YOUR OBJECTIVE =
Read through the records below and copy each line that uses the word "color".

=== SUPPLIED MATERIAL ===

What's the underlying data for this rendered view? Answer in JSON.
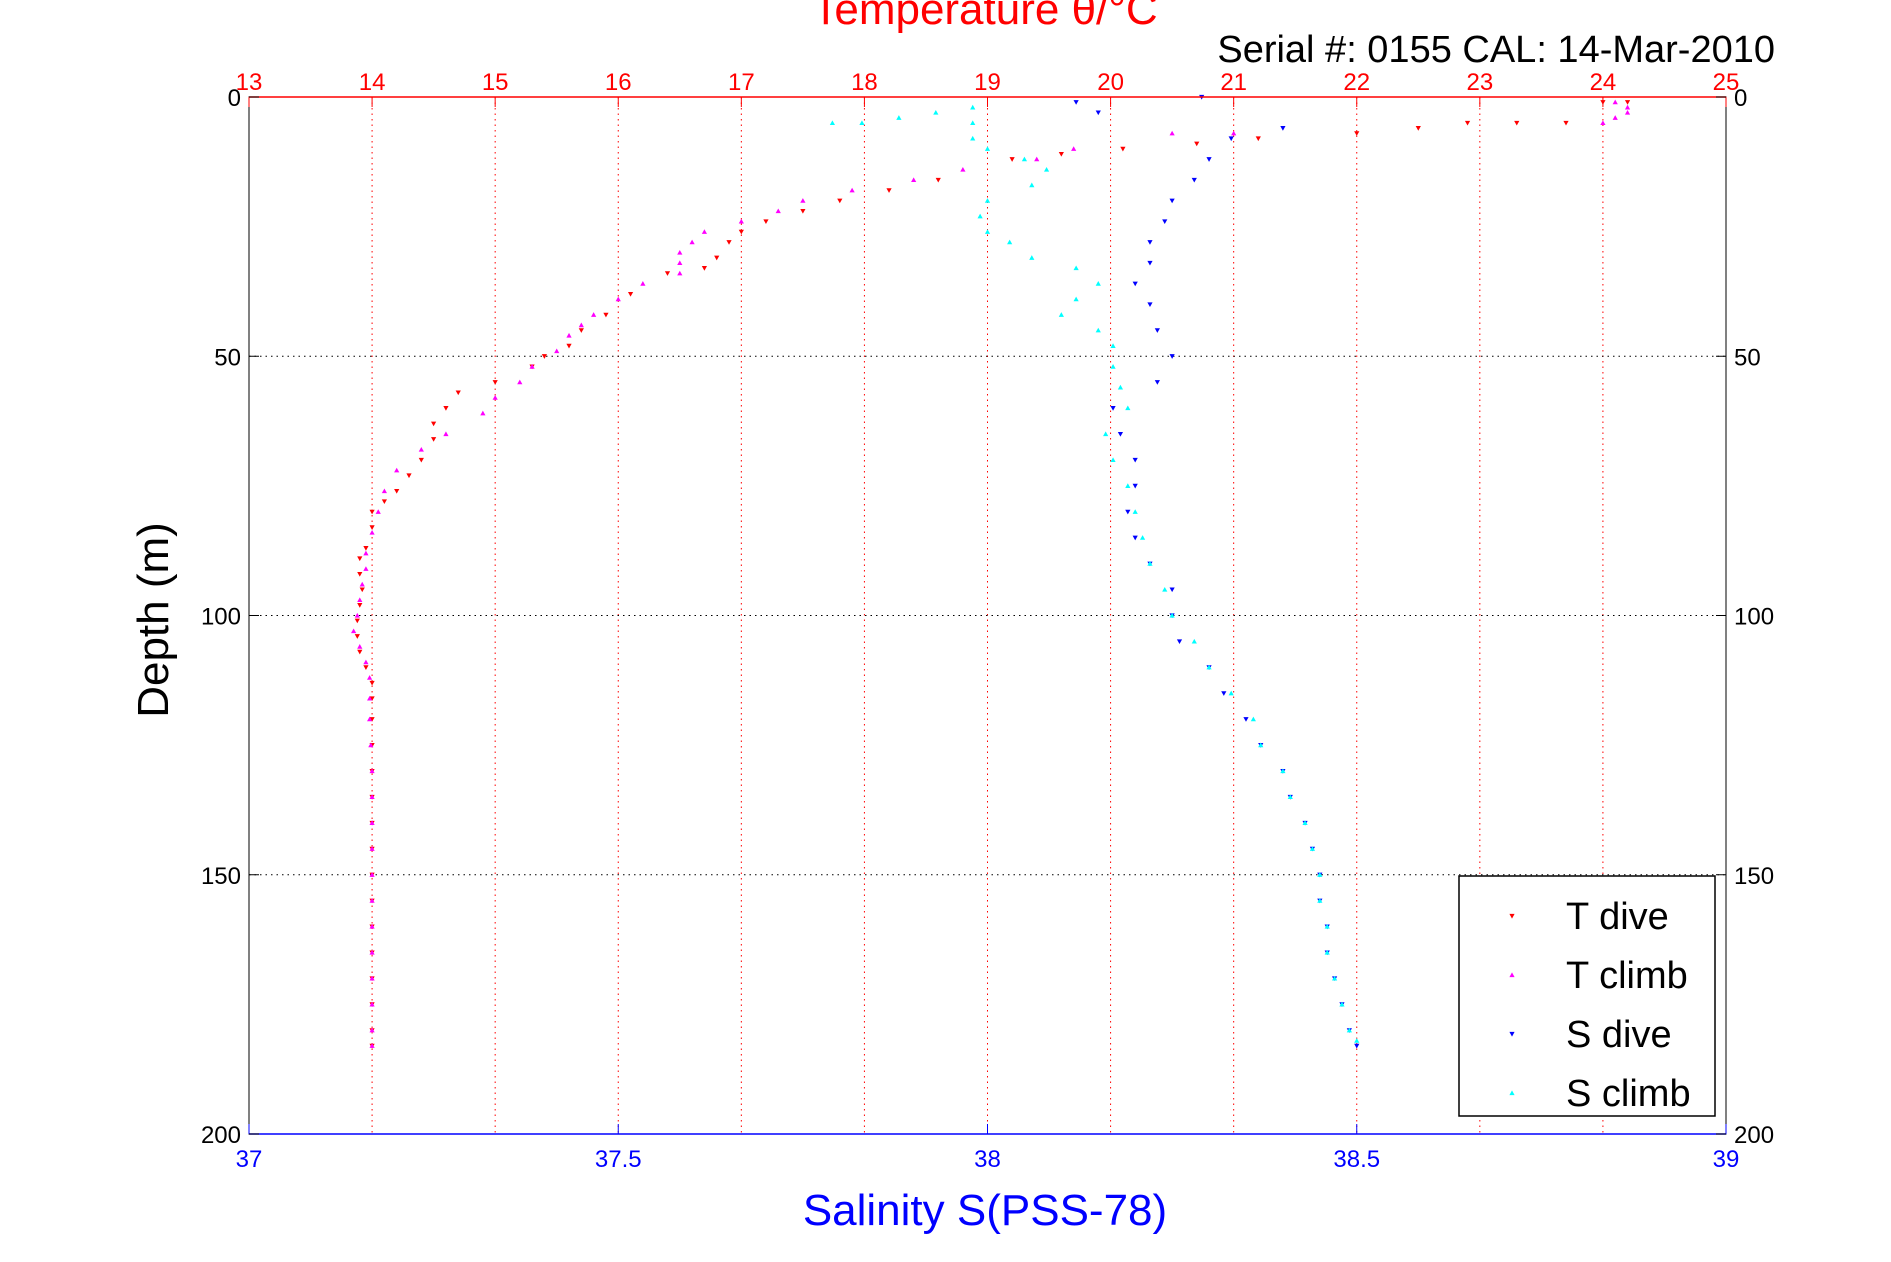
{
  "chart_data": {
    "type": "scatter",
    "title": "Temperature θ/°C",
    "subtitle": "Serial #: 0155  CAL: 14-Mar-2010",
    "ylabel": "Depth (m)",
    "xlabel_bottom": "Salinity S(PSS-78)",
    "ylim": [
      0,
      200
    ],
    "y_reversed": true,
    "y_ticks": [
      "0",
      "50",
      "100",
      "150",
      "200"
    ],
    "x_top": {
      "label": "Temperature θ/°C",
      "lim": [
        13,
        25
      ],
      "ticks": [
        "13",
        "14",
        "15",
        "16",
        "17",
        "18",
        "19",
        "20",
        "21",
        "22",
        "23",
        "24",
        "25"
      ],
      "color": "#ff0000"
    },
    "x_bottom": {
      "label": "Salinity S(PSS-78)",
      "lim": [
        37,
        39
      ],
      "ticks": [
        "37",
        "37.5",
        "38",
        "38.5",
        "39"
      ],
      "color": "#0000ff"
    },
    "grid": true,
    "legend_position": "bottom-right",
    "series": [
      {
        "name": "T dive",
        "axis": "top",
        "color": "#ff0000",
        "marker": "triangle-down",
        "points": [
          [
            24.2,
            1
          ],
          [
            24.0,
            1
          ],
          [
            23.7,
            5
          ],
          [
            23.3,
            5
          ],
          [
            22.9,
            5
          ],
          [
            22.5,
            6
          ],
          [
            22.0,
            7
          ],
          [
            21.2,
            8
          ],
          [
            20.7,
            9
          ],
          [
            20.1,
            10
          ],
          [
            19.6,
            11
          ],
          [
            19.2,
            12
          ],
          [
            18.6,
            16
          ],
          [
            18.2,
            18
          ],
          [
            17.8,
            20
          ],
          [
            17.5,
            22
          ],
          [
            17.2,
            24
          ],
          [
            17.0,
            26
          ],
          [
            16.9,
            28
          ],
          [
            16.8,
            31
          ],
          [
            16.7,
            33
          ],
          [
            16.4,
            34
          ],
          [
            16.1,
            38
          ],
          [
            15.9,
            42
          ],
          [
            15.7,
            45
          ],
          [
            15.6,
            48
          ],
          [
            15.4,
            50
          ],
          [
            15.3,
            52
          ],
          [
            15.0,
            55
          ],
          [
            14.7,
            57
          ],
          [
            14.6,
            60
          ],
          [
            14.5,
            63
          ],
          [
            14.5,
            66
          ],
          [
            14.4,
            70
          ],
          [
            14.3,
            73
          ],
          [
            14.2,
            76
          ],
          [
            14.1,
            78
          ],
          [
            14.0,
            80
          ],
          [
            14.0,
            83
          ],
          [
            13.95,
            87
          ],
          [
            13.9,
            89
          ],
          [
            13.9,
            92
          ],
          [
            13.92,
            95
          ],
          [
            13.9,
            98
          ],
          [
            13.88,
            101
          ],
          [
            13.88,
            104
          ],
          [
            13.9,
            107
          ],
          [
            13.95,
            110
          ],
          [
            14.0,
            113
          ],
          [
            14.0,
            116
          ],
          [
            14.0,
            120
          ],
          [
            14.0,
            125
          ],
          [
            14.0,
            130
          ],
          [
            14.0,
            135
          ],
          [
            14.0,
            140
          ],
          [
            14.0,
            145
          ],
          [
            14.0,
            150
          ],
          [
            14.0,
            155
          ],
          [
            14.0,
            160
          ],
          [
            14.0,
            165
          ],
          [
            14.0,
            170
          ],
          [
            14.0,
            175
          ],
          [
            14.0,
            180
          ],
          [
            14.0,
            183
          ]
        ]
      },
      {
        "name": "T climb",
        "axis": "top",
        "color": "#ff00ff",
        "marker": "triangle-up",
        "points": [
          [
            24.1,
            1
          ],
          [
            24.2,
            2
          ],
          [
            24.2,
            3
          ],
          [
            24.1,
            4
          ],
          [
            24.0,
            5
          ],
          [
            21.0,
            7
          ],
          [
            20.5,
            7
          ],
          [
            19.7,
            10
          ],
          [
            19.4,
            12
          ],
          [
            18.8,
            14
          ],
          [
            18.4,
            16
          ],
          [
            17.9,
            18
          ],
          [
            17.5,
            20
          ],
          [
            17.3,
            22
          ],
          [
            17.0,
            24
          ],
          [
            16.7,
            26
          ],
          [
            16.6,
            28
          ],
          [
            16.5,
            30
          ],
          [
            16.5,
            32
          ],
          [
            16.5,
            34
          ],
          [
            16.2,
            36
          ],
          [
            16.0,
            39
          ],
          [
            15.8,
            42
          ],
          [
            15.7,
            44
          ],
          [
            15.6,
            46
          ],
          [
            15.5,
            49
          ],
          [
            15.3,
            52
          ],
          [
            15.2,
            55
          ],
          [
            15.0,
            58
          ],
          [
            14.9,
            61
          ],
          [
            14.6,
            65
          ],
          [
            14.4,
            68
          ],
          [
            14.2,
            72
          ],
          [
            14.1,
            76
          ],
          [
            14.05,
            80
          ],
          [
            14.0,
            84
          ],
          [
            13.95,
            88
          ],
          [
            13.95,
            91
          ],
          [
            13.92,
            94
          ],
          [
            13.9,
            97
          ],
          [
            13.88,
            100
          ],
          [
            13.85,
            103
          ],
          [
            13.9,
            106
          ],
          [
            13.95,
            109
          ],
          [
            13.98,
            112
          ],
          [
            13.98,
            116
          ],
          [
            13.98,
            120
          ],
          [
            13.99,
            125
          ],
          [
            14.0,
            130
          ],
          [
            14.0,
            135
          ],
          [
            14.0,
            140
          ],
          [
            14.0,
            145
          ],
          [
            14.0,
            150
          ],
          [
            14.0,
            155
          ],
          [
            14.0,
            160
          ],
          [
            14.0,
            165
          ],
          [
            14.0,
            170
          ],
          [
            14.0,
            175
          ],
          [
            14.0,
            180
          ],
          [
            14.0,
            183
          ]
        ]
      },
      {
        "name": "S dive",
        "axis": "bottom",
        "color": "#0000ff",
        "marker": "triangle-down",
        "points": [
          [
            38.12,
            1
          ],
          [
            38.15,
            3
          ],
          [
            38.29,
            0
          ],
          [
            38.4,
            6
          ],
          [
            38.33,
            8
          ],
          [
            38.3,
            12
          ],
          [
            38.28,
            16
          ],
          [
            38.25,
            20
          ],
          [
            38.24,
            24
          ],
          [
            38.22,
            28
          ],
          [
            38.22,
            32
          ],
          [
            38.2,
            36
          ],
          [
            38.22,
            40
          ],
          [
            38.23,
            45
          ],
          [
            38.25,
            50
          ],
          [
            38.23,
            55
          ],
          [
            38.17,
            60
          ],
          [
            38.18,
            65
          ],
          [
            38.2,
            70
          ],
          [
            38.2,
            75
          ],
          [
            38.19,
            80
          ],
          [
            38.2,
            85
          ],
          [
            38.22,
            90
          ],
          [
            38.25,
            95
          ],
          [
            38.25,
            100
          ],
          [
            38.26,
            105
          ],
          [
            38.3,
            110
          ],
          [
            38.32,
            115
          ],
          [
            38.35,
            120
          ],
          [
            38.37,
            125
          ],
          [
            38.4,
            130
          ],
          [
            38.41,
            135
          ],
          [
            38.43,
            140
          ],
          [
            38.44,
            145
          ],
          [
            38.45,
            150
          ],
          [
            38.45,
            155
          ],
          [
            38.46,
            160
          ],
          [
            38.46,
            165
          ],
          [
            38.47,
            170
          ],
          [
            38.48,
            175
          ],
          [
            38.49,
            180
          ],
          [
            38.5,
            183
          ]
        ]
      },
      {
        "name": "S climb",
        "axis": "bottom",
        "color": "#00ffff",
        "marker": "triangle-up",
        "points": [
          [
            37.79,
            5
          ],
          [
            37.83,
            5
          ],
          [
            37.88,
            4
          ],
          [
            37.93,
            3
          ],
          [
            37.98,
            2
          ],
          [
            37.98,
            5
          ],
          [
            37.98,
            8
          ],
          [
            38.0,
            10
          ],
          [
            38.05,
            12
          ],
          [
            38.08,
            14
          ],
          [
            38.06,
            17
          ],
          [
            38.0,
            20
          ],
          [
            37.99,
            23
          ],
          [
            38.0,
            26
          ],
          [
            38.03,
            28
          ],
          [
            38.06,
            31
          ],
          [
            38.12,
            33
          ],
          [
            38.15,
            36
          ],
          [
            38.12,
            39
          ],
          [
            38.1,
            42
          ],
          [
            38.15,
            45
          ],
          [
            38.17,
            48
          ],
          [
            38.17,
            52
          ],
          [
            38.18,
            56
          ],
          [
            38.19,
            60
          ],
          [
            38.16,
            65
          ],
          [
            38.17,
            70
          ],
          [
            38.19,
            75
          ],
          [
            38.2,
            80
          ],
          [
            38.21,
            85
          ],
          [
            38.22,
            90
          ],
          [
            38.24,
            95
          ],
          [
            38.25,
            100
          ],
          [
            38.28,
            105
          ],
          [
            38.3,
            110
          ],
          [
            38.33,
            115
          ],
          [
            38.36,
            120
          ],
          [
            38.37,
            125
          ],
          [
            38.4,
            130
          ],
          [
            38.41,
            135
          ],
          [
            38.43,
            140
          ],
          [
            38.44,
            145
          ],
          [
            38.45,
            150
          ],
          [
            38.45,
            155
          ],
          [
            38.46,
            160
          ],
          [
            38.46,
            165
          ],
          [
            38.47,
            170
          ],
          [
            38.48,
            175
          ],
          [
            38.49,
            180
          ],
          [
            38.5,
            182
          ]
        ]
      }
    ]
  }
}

===

FINISHED TASK =
      "color": "#ff0000"
      "color": "#0000ff"
        "color": "#ff0000",
        "color": "#ff00ff",
        "color": "#0000ff",
        "color": "#00ffff",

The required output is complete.